**Given request:**
Copy the material that follows word for word and omit its pictures.

Stored records
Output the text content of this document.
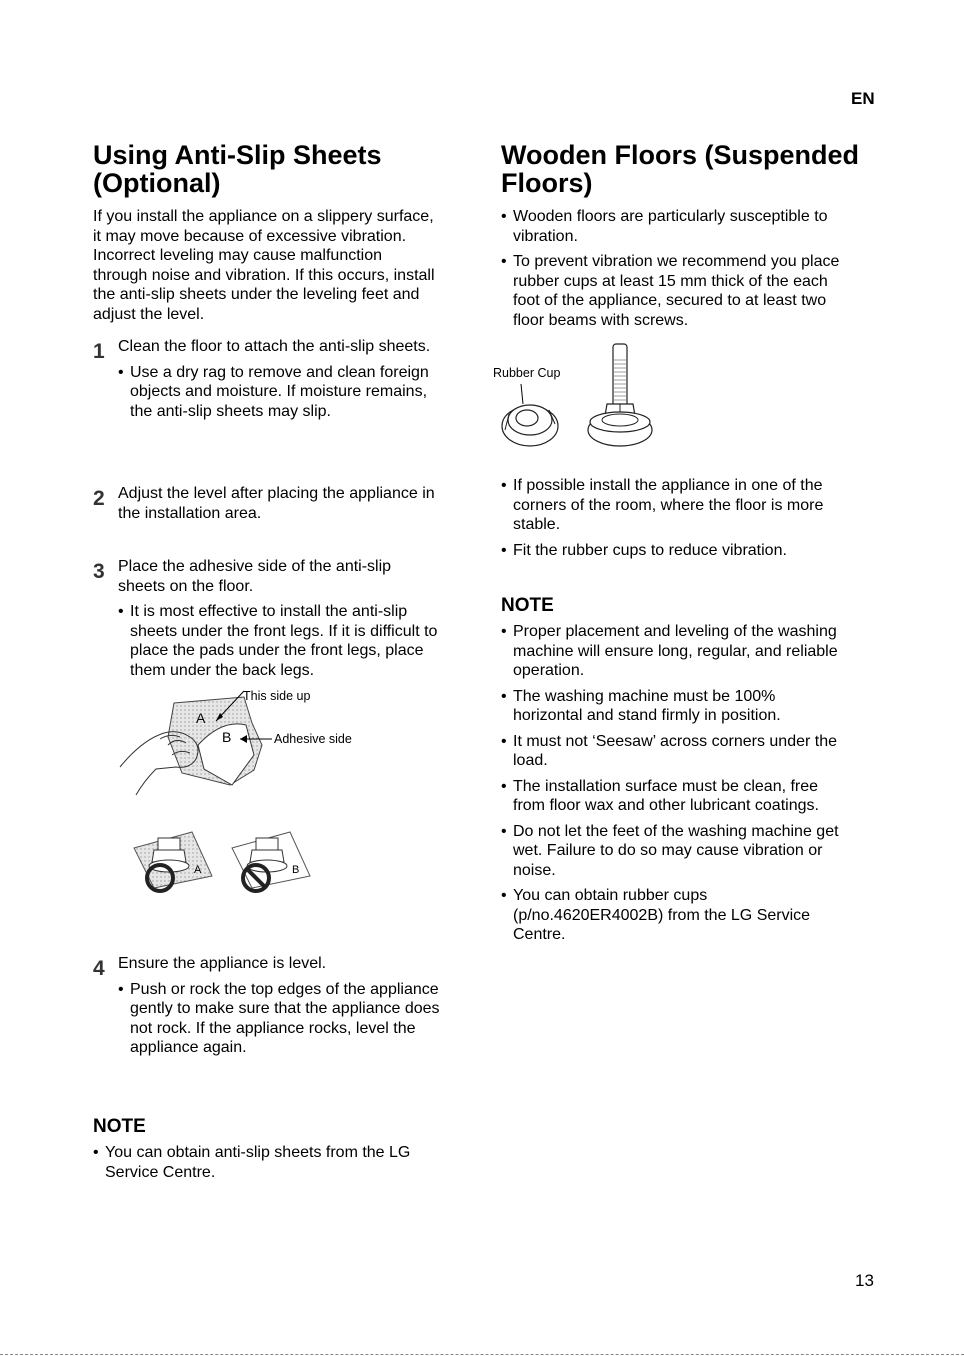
EN
13
Using Anti-Slip Sheets
(Optional)
If you install the appliance on a slippery surface,
it may move because of excessive vibration.
Incorrect leveling may cause malfunction
through noise and vibration. If this occurs, install
the anti-slip sheets under the leveling feet and
adjust the level.
1 Clean the floor to attach the anti-slip sheets.
• Use a dry rag to remove and clean foreign
objects and moisture. If moisture remains,
the anti-slip sheets may slip.
2 Adjust the level after placing the appliance in
the installation area.
3 Place the adhesive side of the anti-slip
sheets on the floor.
• It is most effective to install the anti-slip
sheets under the front legs. If it is difficult to
place the pads under the front legs, place
them under the back legs.
A
B
This side up
Adhesive side
A	B
4 Ensure the appliance is level.
• Push or rock the top edges of the appliance
gently to make sure that the appliance does
not rock. If the appliance rocks, level the
appliance again.
NOTE
• You can obtain anti-slip sheets from the LG
Service Centre.
Wooden Floors (Suspended
Floors)
• Wooden floors are particularly susceptible to
vibration.
• To prevent vibration we recommend you place
rubber cups at least 15 mm thick of the each
foot of the appliance, secured to at least two
floor beams with screws.
Rubber Cup
• If possible install the appliance in one of the
corners of the room, where the floor is more
stable.
• Fit the rubber cups to reduce vibration.
NOTE
• Proper placement and leveling of the washing
machine will ensure long, regular, and reliable
operation.
• The washing machine must be 100%
horizontal and stand firmly in position.
• It must not ‘Seesaw’ across corners under the
load.
• The installation surface must be clean, free
from floor wax and other lubricant coatings.
• Do not let the feet of the washing machine get
wet. Failure to do so may cause vibration or
noise.
• You can obtain rubber cups
(p/no.4620ER4002B) from the LG Service
Centre.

**Reply to the task:**
Output the text content of this document.
EN
13
Using Anti-Slip Sheets
(Optional)
If you install the appliance on a slippery surface,
it may move because of excessive vibration.
Incorrect leveling may cause malfunction
through noise and vibration. If this occurs, install
the anti-slip sheets under the leveling feet and
adjust the level.
1 Clean the floor to attach the anti-slip sheets.
• Use a dry rag to remove and clean foreign
objects and moisture. If moisture remains,
the anti-slip sheets may slip.
2 Adjust the level after placing the appliance in
the installation area.
3 Place the adhesive side of the anti-slip
sheets on the floor.
• It is most effective to install the anti-slip
sheets under the front legs. If it is difficult to
place the pads under the front legs, place
them under the back legs.
A
B
This side up
Adhesive side
A	B
4 Ensure the appliance is level.
• Push or rock the top edges of the appliance
gently to make sure that the appliance does
not rock. If the appliance rocks, level the
appliance again.
NOTE
• You can obtain anti-slip sheets from the LG
Service Centre.
Wooden Floors (Suspended
Floors)
• Wooden floors are particularly susceptible to
vibration.
• To prevent vibration we recommend you place
rubber cups at least 15 mm thick of the each
foot of the appliance, secured to at least two
floor beams with screws.
Rubber Cup
• If possible install the appliance in one of the
corners of the room, where the floor is more
stable.
• Fit the rubber cups to reduce vibration.
NOTE
• Proper placement and leveling of the washing
machine will ensure long, regular, and reliable
operation.
• The washing machine must be 100%
horizontal and stand firmly in position.
• It must not ‘Seesaw’ across corners under the
load.
• The installation surface must be clean, free
from floor wax and other lubricant coatings.
• Do not let the feet of the washing machine get
wet. Failure to do so may cause vibration or
noise.
• You can obtain rubber cups
(p/no.4620ER4002B) from the LG Service
Centre.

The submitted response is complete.